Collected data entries
▼
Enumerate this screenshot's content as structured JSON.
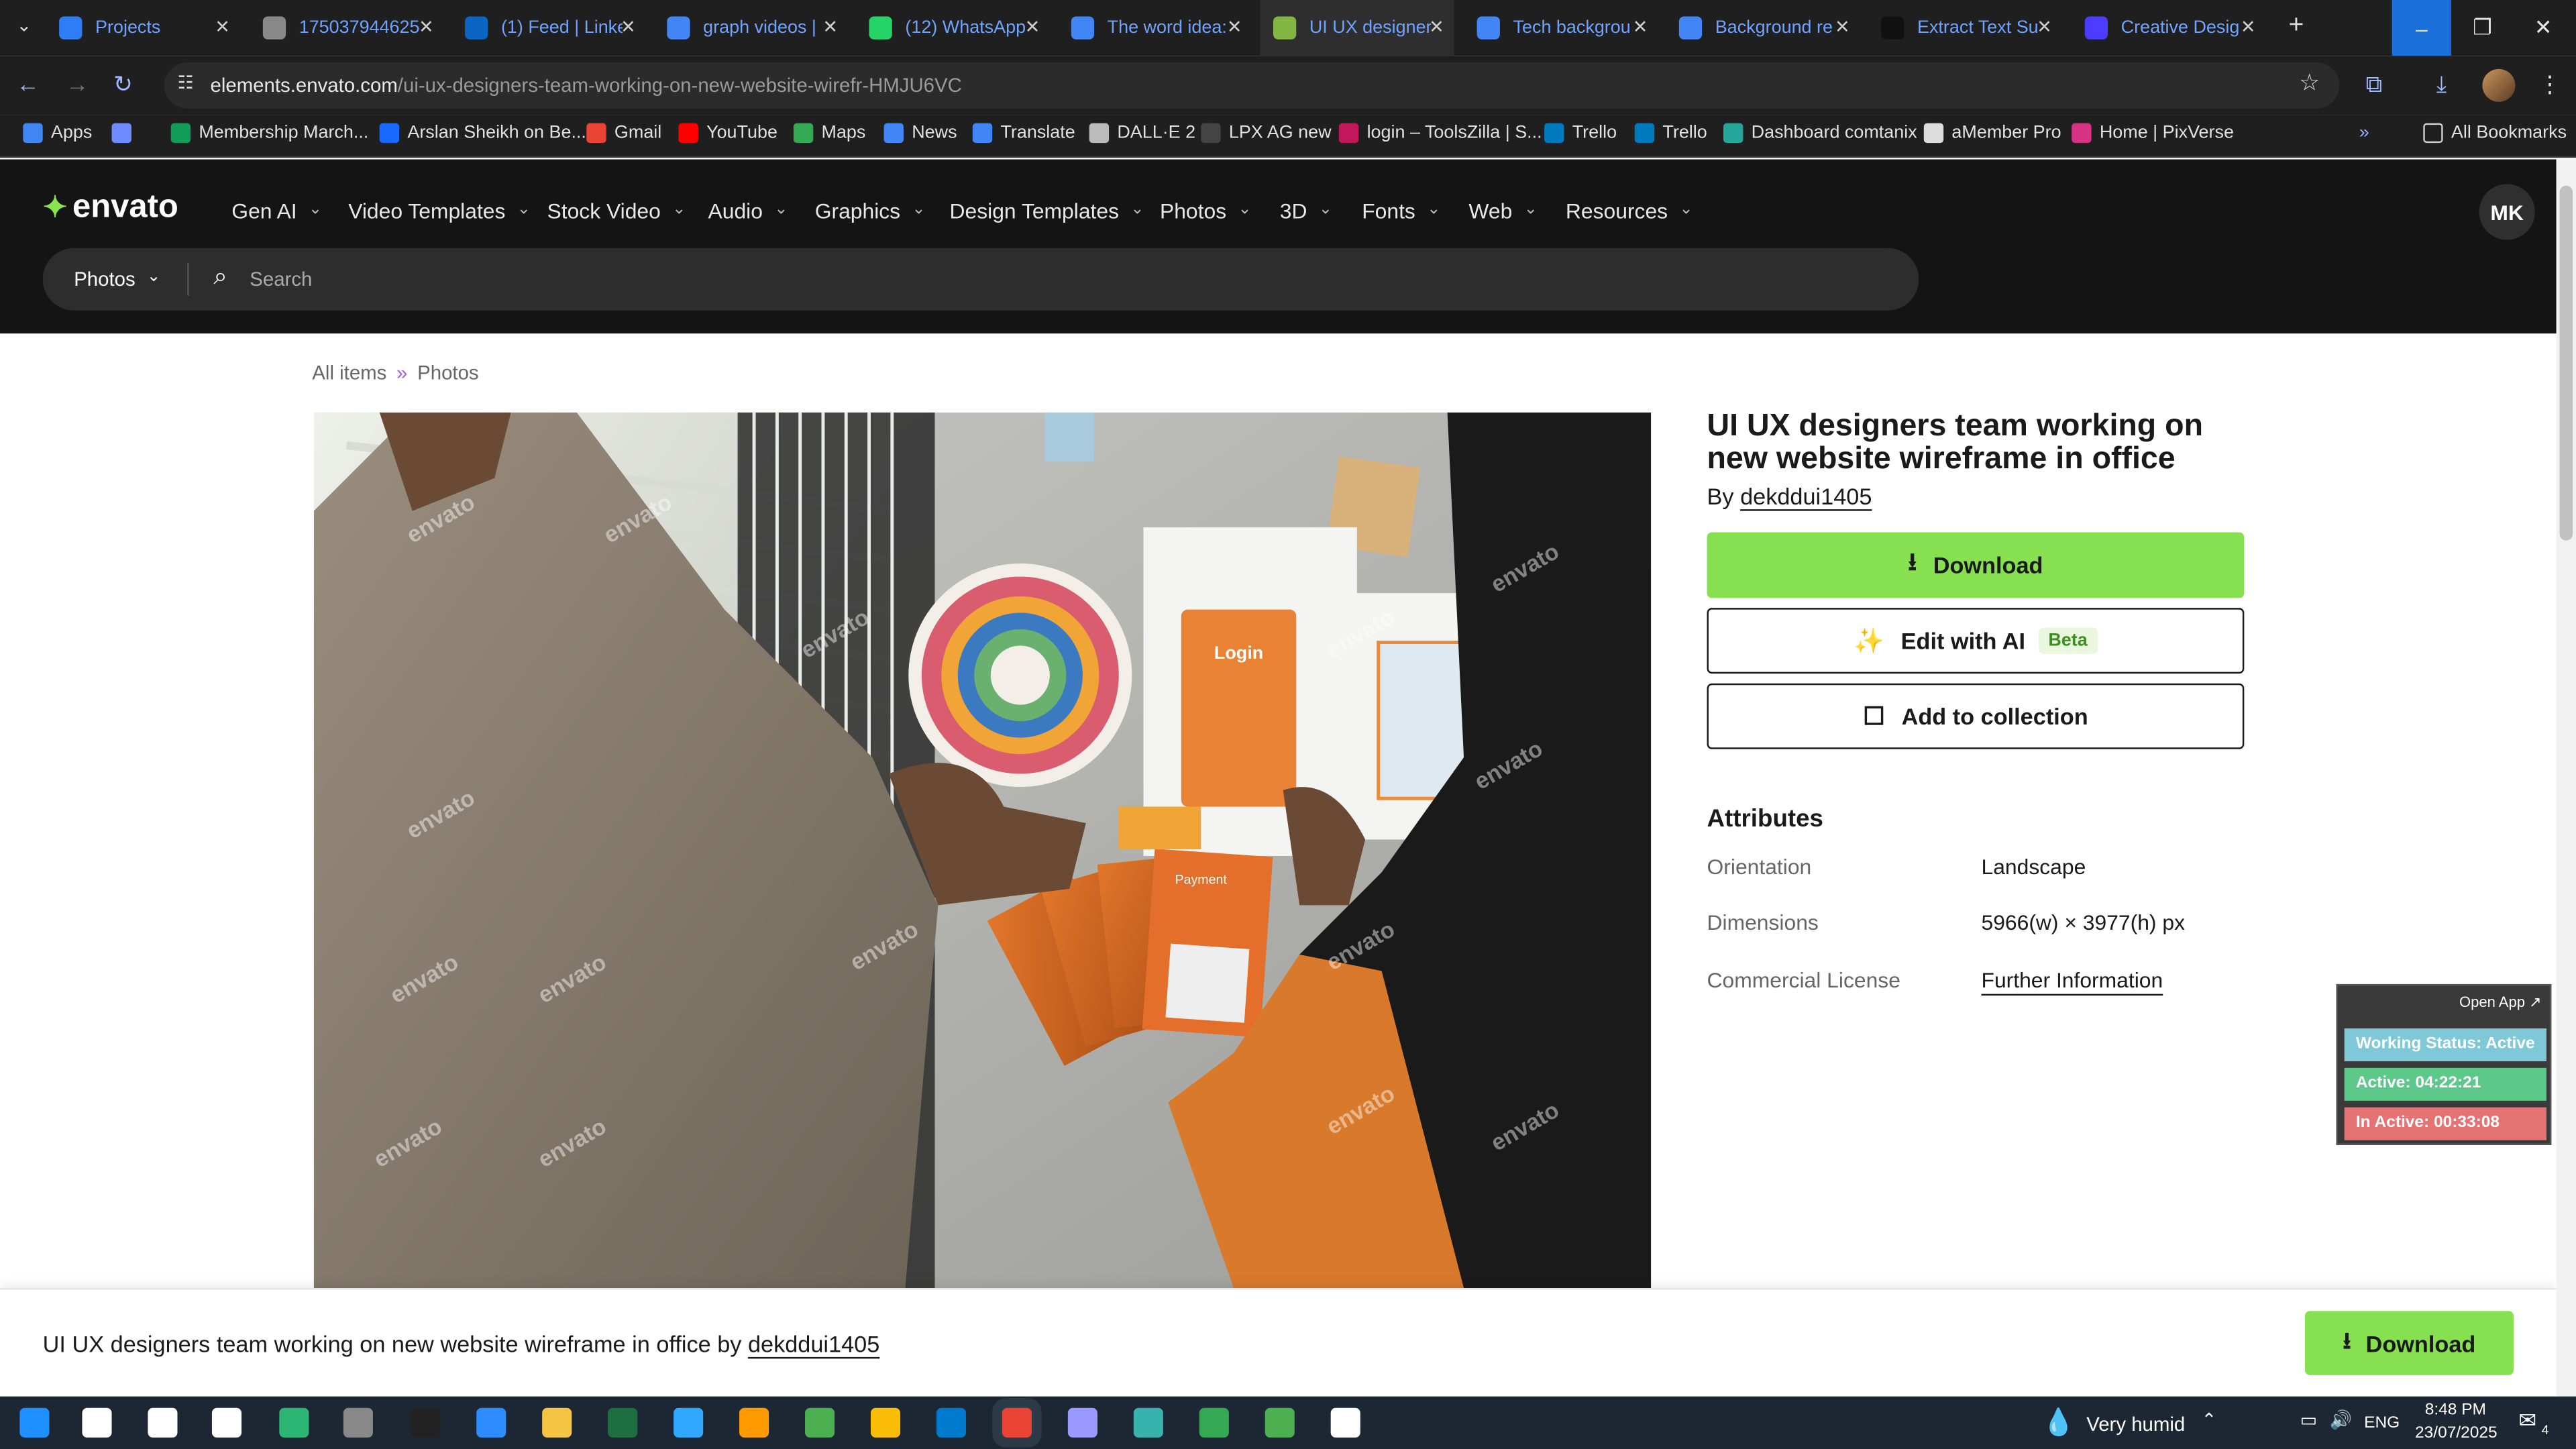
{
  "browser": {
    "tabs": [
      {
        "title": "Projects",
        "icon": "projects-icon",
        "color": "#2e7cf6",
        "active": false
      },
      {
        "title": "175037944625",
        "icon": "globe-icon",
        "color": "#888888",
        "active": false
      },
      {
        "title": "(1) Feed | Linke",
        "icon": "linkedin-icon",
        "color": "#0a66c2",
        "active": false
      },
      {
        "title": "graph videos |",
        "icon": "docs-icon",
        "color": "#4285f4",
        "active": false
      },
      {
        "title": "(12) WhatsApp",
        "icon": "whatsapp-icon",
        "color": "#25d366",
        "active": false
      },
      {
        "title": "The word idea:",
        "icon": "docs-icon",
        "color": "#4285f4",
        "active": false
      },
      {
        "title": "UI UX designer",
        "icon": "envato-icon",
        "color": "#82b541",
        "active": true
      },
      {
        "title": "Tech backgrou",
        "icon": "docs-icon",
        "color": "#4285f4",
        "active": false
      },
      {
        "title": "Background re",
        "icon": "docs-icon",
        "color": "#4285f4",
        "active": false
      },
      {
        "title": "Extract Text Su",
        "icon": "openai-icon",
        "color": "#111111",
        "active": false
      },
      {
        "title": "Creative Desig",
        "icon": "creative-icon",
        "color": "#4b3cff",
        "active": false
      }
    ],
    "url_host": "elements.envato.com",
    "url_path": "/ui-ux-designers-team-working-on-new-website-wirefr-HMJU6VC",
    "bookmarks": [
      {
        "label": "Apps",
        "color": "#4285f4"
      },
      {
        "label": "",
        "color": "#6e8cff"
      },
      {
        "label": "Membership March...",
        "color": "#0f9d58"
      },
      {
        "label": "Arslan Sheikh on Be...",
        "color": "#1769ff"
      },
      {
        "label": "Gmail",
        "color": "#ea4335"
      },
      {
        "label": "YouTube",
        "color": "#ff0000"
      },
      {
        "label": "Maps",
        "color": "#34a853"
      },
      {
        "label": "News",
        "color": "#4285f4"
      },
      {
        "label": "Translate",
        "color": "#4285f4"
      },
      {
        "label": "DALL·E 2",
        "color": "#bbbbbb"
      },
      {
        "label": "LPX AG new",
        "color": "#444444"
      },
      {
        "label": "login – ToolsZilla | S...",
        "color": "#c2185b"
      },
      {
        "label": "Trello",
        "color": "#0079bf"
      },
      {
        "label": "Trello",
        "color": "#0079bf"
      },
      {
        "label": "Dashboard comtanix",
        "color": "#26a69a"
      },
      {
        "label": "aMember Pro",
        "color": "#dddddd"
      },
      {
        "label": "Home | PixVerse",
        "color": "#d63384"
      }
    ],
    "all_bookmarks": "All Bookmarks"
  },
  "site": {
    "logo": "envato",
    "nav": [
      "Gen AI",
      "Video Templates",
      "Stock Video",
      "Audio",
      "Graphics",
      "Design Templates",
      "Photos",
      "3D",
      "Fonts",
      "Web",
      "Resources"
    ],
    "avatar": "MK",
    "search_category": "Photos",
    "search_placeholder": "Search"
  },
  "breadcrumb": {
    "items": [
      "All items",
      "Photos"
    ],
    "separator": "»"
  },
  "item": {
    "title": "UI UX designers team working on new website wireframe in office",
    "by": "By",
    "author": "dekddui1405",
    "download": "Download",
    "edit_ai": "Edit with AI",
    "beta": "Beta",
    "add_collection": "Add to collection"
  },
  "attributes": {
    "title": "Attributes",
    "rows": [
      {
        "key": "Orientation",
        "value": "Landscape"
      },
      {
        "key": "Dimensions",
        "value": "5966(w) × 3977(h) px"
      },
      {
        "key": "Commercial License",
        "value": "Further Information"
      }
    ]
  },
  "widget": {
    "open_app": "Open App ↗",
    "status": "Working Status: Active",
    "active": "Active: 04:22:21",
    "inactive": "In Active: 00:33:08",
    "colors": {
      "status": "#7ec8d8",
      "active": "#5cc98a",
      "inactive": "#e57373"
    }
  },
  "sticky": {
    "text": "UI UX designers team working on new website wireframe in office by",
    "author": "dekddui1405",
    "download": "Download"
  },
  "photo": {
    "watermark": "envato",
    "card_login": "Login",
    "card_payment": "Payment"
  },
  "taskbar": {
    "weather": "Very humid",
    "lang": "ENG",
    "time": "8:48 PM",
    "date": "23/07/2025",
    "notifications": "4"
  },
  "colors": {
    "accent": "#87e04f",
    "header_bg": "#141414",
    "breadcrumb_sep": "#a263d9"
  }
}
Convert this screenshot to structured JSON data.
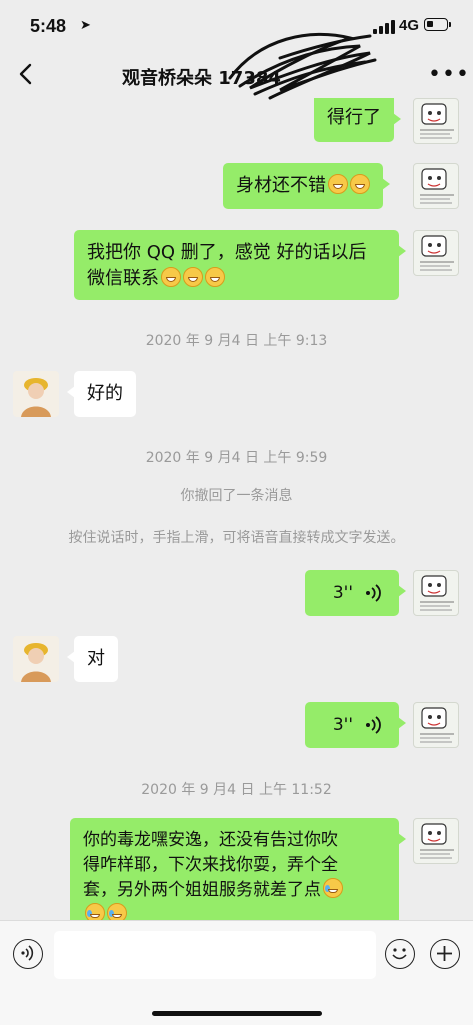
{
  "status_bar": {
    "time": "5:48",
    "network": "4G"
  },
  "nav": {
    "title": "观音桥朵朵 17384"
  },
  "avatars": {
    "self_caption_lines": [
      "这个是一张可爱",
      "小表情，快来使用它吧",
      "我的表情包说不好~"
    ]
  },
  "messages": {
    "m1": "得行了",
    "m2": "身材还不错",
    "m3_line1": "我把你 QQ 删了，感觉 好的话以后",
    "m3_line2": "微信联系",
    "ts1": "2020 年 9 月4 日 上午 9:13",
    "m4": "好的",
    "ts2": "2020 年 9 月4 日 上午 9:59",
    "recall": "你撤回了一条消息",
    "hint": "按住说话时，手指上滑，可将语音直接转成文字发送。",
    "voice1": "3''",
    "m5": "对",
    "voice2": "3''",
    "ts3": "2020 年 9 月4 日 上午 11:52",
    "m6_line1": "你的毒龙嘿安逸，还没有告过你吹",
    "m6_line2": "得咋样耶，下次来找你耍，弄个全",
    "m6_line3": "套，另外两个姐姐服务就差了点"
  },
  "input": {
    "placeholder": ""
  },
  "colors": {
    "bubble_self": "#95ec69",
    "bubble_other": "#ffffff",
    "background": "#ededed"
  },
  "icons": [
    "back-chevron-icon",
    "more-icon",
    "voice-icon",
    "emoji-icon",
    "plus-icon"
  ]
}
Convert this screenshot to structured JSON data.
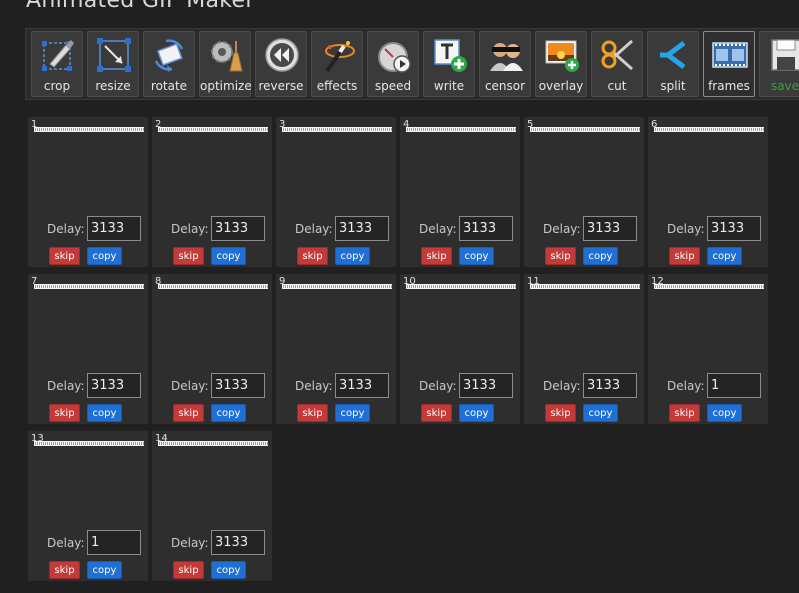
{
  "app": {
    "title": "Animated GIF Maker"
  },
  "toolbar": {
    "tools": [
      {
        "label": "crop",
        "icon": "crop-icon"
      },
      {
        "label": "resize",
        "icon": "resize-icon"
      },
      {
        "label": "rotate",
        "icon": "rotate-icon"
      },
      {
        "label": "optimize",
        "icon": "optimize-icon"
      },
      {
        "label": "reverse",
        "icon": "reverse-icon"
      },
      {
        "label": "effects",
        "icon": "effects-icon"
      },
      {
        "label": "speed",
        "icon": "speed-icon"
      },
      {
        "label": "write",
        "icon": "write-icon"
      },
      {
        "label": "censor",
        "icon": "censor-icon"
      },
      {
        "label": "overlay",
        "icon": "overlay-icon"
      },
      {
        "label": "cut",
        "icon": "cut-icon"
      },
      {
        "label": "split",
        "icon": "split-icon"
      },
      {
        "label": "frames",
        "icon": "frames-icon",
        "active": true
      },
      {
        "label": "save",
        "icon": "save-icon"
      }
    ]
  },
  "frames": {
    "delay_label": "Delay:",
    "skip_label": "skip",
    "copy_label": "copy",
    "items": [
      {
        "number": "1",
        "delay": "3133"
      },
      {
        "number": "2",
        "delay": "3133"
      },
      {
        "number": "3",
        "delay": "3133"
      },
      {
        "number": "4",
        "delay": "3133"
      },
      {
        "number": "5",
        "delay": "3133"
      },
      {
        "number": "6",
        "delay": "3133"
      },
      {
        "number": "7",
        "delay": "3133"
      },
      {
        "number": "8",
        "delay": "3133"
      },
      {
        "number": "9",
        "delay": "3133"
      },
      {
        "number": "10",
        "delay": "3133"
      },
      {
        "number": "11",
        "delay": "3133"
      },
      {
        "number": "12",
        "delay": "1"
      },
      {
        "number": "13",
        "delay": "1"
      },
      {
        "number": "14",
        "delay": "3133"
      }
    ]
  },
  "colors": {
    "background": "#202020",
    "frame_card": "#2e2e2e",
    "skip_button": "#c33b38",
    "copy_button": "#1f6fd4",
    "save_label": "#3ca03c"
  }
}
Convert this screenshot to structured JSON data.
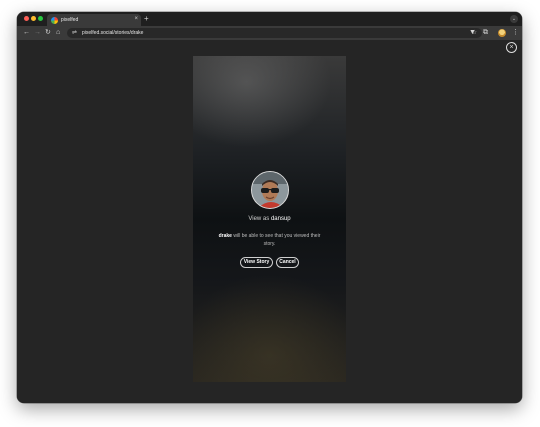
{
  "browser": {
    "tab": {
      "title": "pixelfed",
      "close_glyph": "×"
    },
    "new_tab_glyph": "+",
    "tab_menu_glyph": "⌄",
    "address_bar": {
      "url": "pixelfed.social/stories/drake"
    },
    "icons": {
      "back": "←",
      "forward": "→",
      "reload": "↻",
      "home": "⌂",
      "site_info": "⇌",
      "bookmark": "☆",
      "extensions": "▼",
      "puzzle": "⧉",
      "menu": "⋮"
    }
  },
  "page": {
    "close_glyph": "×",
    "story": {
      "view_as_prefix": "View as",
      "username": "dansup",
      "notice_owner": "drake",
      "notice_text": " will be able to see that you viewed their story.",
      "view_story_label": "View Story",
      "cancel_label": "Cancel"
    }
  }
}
▲
WRITTEN EXERCISE: Select every line above that contains the word "designers", and copy it.

FINAL RESULT:
    "url_path": "/ui-ux-designers-team-working-on-new-website-wirefr-HMJU6VC",
    "title": "UI UX designers team working on new website wireframe in office",
    "text": "UI UX designers team working on new website wireframe in office by",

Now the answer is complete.